** START Material provided **

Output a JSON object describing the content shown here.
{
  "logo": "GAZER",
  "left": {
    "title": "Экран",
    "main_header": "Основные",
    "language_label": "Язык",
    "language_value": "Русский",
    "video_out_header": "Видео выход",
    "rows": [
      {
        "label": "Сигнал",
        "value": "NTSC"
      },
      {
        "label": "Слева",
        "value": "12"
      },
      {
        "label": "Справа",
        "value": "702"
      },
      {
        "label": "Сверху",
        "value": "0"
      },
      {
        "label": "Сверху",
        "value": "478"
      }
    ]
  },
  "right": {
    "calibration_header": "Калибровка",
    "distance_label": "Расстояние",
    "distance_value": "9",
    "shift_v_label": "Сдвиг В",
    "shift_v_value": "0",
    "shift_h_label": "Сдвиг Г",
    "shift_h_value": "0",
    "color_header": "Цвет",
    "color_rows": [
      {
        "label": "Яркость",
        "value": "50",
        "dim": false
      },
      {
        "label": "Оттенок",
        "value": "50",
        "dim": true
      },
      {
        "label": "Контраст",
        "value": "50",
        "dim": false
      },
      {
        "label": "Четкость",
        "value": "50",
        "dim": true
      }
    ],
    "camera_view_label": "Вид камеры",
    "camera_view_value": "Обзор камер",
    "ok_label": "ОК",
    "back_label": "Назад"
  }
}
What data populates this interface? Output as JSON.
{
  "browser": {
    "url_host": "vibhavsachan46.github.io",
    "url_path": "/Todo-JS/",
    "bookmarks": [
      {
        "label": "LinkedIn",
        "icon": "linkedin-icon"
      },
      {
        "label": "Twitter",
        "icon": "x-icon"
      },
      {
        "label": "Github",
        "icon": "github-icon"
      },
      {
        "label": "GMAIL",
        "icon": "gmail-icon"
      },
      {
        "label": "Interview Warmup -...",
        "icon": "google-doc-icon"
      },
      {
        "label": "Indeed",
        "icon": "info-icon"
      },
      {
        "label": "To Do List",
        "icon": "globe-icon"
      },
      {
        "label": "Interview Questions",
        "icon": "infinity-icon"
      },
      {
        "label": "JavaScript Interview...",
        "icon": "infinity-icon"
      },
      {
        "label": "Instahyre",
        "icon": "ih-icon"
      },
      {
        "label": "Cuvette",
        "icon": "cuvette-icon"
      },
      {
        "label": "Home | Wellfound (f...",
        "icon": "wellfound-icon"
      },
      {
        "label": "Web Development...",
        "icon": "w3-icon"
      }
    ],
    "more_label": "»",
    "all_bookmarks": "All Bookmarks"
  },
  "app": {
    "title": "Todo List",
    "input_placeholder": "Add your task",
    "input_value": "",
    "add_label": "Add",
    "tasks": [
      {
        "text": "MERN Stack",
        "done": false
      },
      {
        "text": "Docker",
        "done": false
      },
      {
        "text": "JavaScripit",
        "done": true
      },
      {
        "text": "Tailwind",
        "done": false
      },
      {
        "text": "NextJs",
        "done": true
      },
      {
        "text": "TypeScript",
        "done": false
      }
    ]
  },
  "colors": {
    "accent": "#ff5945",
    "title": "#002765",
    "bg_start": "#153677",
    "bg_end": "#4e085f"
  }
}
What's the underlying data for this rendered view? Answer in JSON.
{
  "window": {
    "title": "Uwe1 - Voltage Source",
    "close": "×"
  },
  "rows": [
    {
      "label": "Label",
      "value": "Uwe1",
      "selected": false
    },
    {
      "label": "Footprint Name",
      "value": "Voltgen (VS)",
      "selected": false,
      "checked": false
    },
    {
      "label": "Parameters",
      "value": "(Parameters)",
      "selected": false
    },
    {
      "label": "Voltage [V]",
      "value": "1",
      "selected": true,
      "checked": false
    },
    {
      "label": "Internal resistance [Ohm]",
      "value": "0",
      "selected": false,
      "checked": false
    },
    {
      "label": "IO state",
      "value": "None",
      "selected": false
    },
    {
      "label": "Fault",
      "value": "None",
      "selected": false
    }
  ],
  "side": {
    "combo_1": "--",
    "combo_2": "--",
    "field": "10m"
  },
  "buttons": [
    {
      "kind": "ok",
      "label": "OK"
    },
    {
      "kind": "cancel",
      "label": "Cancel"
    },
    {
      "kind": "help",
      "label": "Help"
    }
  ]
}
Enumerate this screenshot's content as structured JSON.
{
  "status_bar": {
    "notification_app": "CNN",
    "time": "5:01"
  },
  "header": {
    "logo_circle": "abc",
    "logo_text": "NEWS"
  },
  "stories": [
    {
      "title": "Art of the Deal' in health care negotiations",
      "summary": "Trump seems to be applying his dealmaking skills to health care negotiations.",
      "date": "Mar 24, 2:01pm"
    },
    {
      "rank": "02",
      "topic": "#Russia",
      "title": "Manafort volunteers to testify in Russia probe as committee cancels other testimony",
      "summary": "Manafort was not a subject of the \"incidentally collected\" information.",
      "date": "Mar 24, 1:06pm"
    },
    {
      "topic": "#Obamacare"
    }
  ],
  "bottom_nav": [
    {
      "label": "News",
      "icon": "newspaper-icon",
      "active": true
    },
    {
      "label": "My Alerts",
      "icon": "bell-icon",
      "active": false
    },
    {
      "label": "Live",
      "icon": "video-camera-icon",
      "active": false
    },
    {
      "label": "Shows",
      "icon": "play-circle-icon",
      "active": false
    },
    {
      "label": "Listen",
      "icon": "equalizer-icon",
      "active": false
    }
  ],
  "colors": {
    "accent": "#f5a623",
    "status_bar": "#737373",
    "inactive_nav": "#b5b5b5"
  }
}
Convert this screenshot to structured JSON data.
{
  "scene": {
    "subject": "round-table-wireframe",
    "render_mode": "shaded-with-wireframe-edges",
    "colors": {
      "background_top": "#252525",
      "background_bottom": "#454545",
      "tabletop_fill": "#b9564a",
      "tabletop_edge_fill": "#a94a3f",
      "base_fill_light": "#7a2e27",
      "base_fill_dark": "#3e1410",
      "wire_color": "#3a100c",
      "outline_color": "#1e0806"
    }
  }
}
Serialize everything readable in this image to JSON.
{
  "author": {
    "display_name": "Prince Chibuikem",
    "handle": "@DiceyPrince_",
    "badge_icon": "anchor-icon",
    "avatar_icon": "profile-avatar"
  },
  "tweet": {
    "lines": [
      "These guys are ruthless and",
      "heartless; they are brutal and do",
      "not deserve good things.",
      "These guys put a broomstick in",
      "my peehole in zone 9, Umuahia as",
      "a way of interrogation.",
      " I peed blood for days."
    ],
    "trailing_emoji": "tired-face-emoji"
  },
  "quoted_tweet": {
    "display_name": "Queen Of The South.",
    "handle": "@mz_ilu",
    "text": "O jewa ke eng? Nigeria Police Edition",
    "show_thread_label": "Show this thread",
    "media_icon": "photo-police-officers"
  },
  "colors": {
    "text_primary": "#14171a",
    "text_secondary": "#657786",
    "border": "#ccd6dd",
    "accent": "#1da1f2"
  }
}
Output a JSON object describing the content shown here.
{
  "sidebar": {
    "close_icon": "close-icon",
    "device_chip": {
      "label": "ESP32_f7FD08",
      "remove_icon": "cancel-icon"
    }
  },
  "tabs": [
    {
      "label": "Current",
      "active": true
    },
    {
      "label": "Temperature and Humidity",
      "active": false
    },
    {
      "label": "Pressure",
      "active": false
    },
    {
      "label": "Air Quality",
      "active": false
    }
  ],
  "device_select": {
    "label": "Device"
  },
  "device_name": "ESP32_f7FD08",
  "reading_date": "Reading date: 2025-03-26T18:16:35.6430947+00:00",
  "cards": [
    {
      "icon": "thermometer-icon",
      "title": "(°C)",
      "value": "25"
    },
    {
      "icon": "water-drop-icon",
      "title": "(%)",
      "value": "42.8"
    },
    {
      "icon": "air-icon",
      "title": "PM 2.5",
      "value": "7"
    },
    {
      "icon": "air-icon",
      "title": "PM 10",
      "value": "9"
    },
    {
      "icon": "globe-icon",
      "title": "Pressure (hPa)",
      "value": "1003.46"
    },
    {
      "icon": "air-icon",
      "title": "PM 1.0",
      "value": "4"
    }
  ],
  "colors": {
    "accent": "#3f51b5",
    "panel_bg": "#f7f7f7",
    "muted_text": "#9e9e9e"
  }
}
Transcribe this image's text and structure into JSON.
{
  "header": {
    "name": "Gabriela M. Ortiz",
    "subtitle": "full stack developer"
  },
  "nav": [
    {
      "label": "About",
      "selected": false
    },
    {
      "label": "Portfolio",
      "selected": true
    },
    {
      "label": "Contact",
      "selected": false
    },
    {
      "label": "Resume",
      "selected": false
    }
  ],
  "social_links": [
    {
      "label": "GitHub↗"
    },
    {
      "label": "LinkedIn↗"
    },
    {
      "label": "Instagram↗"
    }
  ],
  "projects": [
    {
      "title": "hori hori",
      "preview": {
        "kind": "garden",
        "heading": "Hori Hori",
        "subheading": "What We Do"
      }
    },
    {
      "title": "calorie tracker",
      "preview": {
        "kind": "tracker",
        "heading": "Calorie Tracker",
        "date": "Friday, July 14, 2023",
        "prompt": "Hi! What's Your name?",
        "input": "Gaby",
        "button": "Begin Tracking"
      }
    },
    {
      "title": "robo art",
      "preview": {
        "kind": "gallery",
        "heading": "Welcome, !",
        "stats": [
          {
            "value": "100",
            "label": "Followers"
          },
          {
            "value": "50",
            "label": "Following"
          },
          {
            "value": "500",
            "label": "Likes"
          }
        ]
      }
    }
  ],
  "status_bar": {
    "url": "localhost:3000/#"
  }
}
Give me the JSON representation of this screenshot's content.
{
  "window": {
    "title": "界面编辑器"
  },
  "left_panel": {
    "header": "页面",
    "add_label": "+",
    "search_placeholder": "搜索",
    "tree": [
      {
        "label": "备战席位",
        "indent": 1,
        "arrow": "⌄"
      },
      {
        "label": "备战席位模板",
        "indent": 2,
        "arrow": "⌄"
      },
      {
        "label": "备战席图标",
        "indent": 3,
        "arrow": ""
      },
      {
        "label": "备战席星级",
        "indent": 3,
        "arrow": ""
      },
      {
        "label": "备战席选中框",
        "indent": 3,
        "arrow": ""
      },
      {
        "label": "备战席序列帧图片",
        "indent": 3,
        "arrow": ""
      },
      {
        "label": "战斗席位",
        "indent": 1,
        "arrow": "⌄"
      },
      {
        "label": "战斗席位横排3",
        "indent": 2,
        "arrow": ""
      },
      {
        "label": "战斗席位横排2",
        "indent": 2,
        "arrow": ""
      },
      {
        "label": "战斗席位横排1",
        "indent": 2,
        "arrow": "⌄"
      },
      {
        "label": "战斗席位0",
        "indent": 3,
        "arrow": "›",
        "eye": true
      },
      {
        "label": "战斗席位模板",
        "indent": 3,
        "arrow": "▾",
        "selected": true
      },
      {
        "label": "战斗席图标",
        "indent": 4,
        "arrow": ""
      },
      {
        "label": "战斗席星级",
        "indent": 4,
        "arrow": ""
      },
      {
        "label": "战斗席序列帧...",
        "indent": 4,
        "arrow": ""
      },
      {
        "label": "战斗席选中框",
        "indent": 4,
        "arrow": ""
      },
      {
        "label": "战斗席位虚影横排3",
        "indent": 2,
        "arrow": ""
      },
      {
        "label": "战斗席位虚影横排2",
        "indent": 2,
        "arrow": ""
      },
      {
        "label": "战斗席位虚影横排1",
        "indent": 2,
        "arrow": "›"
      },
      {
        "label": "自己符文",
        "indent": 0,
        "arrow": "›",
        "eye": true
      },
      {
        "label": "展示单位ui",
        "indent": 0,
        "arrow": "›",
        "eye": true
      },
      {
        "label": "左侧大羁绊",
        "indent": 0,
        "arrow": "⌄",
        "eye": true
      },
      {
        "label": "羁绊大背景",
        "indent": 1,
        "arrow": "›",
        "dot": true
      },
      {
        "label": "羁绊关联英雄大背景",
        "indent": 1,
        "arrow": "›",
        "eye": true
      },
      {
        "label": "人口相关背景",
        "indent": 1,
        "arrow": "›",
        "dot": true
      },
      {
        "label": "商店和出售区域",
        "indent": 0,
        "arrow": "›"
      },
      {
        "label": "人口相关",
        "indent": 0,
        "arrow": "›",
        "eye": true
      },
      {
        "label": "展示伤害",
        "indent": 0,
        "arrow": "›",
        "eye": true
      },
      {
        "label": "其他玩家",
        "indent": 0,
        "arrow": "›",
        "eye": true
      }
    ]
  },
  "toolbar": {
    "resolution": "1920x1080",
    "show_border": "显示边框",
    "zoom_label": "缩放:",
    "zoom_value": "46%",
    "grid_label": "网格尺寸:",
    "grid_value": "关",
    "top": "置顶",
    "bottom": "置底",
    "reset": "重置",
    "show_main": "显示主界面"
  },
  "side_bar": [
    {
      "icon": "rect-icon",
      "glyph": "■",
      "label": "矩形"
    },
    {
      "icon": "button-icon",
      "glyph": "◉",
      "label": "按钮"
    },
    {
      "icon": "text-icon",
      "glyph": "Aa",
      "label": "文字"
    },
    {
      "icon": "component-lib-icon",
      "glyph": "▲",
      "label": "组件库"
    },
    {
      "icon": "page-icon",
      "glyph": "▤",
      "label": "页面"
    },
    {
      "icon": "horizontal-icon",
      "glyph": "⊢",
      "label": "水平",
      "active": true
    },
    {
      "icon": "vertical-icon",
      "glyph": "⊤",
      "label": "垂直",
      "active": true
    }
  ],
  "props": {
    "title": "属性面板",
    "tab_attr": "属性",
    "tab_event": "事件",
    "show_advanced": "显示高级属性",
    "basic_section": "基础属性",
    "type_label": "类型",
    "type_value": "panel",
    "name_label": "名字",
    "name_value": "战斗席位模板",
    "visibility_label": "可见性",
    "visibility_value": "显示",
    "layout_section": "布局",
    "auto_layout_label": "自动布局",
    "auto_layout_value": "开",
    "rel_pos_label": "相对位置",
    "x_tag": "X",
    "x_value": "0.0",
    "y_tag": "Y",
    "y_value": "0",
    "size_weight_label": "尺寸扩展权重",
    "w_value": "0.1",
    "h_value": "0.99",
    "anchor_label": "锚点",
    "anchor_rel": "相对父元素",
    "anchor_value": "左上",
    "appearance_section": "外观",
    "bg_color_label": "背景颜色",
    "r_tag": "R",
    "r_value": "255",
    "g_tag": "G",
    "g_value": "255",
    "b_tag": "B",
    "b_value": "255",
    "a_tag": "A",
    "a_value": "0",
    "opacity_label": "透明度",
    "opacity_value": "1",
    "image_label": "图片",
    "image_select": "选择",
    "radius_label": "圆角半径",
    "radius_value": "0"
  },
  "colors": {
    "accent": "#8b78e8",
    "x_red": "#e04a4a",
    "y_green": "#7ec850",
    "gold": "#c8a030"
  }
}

** END Material provided **

* **Description of the task**
Among the entries above, how many lines include the word "Manafort"? Reply with the number only.

* **The result**
2